--- Data to process ---
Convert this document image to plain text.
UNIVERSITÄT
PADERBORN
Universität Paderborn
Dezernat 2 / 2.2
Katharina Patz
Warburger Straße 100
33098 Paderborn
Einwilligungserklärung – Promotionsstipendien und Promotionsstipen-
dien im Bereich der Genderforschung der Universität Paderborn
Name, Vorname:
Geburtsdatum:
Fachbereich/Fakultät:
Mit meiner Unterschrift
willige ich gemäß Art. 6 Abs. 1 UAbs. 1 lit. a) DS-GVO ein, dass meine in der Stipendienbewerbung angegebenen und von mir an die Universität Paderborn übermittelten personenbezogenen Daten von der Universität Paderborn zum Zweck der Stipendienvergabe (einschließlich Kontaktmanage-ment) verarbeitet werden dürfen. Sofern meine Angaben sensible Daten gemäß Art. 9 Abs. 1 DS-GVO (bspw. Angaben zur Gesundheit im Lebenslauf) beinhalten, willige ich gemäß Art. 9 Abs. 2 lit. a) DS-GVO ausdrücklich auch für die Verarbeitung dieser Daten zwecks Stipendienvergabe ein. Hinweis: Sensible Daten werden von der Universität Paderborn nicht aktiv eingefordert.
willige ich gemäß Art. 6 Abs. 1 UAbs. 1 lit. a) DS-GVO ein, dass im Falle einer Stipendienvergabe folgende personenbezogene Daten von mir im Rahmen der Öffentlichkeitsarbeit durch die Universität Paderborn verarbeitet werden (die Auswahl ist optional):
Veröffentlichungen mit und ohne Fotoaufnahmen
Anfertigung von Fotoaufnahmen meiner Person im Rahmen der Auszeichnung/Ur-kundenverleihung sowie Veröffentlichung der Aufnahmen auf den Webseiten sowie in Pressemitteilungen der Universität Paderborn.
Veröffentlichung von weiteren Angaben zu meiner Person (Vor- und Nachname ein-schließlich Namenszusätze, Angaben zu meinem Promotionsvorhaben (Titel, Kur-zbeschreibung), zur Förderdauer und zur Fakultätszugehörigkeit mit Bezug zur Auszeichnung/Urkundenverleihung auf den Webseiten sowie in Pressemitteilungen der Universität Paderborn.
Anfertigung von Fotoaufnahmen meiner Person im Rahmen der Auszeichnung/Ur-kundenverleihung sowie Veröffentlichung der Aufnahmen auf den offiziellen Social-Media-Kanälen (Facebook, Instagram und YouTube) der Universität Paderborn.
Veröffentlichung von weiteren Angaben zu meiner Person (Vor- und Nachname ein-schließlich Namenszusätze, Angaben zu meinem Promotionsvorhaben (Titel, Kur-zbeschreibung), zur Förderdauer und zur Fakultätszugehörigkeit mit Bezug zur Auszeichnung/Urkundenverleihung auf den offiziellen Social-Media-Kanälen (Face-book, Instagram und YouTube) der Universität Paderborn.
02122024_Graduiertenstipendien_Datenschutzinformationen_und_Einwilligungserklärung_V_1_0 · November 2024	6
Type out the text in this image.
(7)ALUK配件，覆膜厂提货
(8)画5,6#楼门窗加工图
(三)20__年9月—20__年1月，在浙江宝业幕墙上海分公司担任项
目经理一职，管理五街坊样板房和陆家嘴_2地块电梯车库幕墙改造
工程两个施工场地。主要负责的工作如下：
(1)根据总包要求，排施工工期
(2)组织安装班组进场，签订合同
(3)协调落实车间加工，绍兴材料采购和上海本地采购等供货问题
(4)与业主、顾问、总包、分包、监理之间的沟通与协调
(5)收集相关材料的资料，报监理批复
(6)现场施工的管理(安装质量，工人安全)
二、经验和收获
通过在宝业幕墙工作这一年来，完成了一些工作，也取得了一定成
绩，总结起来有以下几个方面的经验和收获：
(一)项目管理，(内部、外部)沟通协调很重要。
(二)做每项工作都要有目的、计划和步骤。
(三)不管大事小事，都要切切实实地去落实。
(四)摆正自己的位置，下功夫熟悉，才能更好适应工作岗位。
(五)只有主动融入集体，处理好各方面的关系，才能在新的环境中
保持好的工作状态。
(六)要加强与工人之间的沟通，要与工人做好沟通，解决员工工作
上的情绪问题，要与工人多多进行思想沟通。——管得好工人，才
---
### Request
Every line of the material must be returned exactly as it appears.

### Result
Convert this document image to plain text.
UNIVERSITÄT
PADERBORN
Universität Paderborn
Dezernat 2 / 2.2
Katharina Patz
Warburger Straße 100
33098 Paderborn
Einwilligungserklärung – Promotionsstipendien und Promotionsstipen-
dien im Bereich der Genderforschung der Universität Paderborn
Name, Vorname:
Geburtsdatum:
Fachbereich/Fakultät:
Mit meiner Unterschrift
willige ich gemäß Art. 6 Abs. 1 UAbs. 1 lit. a) DS-GVO ein, dass meine in der Stipendienbewerbung angegebenen und von mir an die Universität Paderborn übermittelten personenbezogenen Daten von der Universität Paderborn zum Zweck der Stipendienvergabe (einschließlich Kontaktmanage-ment) verarbeitet werden dürfen. Sofern meine Angaben sensible Daten gemäß Art. 9 Abs. 1 DS-GVO (bspw. Angaben zur Gesundheit im Lebenslauf) beinhalten, willige ich gemäß Art. 9 Abs. 2 lit. a) DS-GVO ausdrücklich auch für die Verarbeitung dieser Daten zwecks Stipendienvergabe ein. Hinweis: Sensible Daten werden von der Universität Paderborn nicht aktiv eingefordert.
willige ich gemäß Art. 6 Abs. 1 UAbs. 1 lit. a) DS-GVO ein, dass im Falle einer Stipendienvergabe folgende personenbezogene Daten von mir im Rahmen der Öffentlichkeitsarbeit durch die Universität Paderborn verarbeitet werden (die Auswahl ist optional):
Veröffentlichungen mit und ohne Fotoaufnahmen
Anfertigung von Fotoaufnahmen meiner Person im Rahmen der Auszeichnung/Ur-kundenverleihung sowie Veröffentlichung der Aufnahmen auf den Webseiten sowie in Pressemitteilungen der Universität Paderborn.
Veröffentlichung von weiteren Angaben zu meiner Person (Vor- und Nachname ein-schließlich Namenszusätze, Angaben zu meinem Promotionsvorhaben (Titel, Kur-zbeschreibung), zur Förderdauer und zur Fakultätszugehörigkeit mit Bezug zur Auszeichnung/Urkundenverleihung auf den Webseiten sowie in Pressemitteilungen der Universität Paderborn.
Anfertigung von Fotoaufnahmen meiner Person im Rahmen der Auszeichnung/Ur-kundenverleihung sowie Veröffentlichung der Aufnahmen auf den offiziellen Social-Media-Kanälen (Facebook, Instagram und YouTube) der Universität Paderborn.
Veröffentlichung von weiteren Angaben zu meiner Person (Vor- und Nachname ein-schließlich Namenszusätze, Angaben zu meinem Promotionsvorhaben (Titel, Kur-zbeschreibung), zur Förderdauer und zur Fakultätszugehörigkeit mit Bezug zur Auszeichnung/Urkundenverleihung auf den offiziellen Social-Media-Kanälen (Face-book, Instagram und YouTube) der Universität Paderborn.
02122024_Graduiertenstipendien_Datenschutzinformationen_und_Einwilligungserklärung_V_1_0 · November 2024	6
Type out the text in this image.
(7)ALUK配件，覆膜厂提货
(8)画5,6#楼门窗加工图
(三)20__年9月—20__年1月，在浙江宝业幕墙上海分公司担任项
目经理一职，管理五街坊样板房和陆家嘴_2地块电梯车库幕墙改造
工程两个施工场地。主要负责的工作如下：
(1)根据总包要求，排施工工期
(2)组织安装班组进场，签订合同
(3)协调落实车间加工，绍兴材料采购和上海本地采购等供货问题
(4)与业主、顾问、总包、分包、监理之间的沟通与协调
(5)收集相关材料的资料，报监理批复
(6)现场施工的管理(安装质量，工人安全)
二、经验和收获
通过在宝业幕墙工作这一年来，完成了一些工作，也取得了一定成
绩，总结起来有以下几个方面的经验和收获：
(一)项目管理，(内部、外部)沟通协调很重要。
(二)做每项工作都要有目的、计划和步骤。
(三)不管大事小事，都要切切实实地去落实。
(四)摆正自己的位置，下功夫熟悉，才能更好适应工作岗位。
(五)只有主动融入集体，处理好各方面的关系，才能在新的环境中
保持好的工作状态。
(六)要加强与工人之间的沟通，要与工人做好沟通，解决员工工作
上的情绪问题，要与工人多多进行思想沟通。——管得好工人，才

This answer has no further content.